[Dataset entries]
==*==
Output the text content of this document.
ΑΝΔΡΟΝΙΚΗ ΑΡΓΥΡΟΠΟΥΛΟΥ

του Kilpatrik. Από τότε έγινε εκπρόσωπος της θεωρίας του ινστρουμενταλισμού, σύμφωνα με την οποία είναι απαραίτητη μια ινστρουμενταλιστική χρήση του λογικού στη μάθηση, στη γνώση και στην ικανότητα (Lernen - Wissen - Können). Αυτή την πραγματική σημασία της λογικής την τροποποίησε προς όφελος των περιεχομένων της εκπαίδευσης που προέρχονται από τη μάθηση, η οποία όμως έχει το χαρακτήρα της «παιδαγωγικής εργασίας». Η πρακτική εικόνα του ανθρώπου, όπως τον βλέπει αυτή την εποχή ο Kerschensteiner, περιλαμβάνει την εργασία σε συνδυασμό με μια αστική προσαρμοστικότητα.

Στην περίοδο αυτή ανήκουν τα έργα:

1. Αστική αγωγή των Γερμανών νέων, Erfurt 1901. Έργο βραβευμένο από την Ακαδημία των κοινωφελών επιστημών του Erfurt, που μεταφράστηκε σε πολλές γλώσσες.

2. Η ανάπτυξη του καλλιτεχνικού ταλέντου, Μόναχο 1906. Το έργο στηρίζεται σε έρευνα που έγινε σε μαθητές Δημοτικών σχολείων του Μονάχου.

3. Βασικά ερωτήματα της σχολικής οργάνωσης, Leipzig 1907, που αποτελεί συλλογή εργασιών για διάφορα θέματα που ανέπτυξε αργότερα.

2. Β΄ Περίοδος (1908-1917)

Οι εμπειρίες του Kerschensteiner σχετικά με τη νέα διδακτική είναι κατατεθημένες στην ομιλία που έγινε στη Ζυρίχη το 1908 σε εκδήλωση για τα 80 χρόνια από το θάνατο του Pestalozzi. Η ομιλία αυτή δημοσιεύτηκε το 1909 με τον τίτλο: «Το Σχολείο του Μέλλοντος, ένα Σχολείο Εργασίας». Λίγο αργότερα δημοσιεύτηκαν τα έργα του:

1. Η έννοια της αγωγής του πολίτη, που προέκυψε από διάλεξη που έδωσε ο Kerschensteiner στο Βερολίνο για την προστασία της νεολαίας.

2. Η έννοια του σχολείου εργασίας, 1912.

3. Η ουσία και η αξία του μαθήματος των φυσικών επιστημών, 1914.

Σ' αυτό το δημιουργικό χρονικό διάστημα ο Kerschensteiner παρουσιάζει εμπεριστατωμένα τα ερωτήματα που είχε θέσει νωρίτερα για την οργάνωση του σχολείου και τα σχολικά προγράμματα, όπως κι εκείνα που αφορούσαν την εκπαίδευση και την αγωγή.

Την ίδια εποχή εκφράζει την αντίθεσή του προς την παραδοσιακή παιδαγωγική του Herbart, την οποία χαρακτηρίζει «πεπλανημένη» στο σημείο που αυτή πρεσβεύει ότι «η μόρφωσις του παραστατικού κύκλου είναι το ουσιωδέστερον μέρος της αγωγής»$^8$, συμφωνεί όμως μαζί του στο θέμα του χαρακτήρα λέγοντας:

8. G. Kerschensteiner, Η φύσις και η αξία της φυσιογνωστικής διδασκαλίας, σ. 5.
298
==*==
Set down the entries above again, word for word.

Output the text content of this document.
ΑΝΔΡΟΝΙΚΗ ΑΡΓΥΡΟΠΟΥΛΟΥ

του Kilpatrik. Από τότε έγινε εκπρόσωπος της θεωρίας του ινστρουμενταλισμού, σύμφωνα με την οποία είναι απαραίτητη μια ινστρουμενταλιστική χρήση του λογικού στη μάθηση, στη γνώση και στην ικανότητα (Lernen - Wissen - Können). Αυτή την πραγματική σημασία της λογικής την τροποποίησε προς όφελος των περιεχομένων της εκπαίδευσης που προέρχονται από τη μάθηση, η οποία όμως έχει το χαρακτήρα της «παιδαγωγικής εργασίας». Η πρακτική εικόνα του ανθρώπου, όπως τον βλέπει αυτή την εποχή ο Kerschensteiner, περιλαμβάνει την εργασία σε συνδυασμό με μια αστική προσαρμοστικότητα.

Στην περίοδο αυτή ανήκουν τα έργα:

1. Αστική αγωγή των Γερμανών νέων, Erfurt 1901. Έργο βραβευμένο από την Ακαδημία των κοινωφελών επιστημών του Erfurt, που μεταφράστηκε σε πολλές γλώσσες.

2. Η ανάπτυξη του καλλιτεχνικού ταλέντου, Μόναχο 1906. Το έργο στηρίζεται σε έρευνα που έγινε σε μαθητές Δημοτικών σχολείων του Μονάχου.

3. Βασικά ερωτήματα της σχολικής οργάνωσης, Leipzig 1907, που αποτελεί συλλογή εργασιών για διάφορα θέματα που ανέπτυξε αργότερα.

2. Β΄ Περίοδος (1908-1917)

Οι εμπειρίες του Kerschensteiner σχετικά με τη νέα διδακτική είναι κατατεθημένες στην ομιλία που έγινε στη Ζυρίχη το 1908 σε εκδήλωση για τα 80 χρόνια από το θάνατο του Pestalozzi. Η ομιλία αυτή δημοσιεύτηκε το 1909 με τον τίτλο: «Το Σχολείο του Μέλλοντος, ένα Σχολείο Εργασίας». Λίγο αργότερα δημοσιεύτηκαν τα έργα του:

1. Η έννοια της αγωγής του πολίτη, που προέκυψε από διάλεξη που έδωσε ο Kerschensteiner στο Βερολίνο για την προστασία της νεολαίας.

2. Η έννοια του σχολείου εργασίας, 1912.

3. Η ουσία και η αξία του μαθήματος των φυσικών επιστημών, 1914.

Σ' αυτό το δημιουργικό χρονικό διάστημα ο Kerschensteiner παρουσιάζει εμπεριστατωμένα τα ερωτήματα που είχε θέσει νωρίτερα για την οργάνωση του σχολείου και τα σχολικά προγράμματα, όπως κι εκείνα που αφορούσαν την εκπαίδευση και την αγωγή.

Την ίδια εποχή εκφράζει την αντίθεσή του προς την παραδοσιακή παιδαγωγική του Herbart, την οποία χαρακτηρίζει «πεπλανημένη» στο σημείο που αυτή πρεσβεύει ότι «η μόρφωσις του παραστατικού κύκλου είναι το ουσιωδέστερον μέρος της αγωγής»$^8$, συμφωνεί όμως μαζί του στο θέμα του χαρακτήρα λέγοντας:

8. G. Kerschensteiner, Η φύσις και η αξία της φυσιογνωστικής διδασκαλίας, σ. 5.
298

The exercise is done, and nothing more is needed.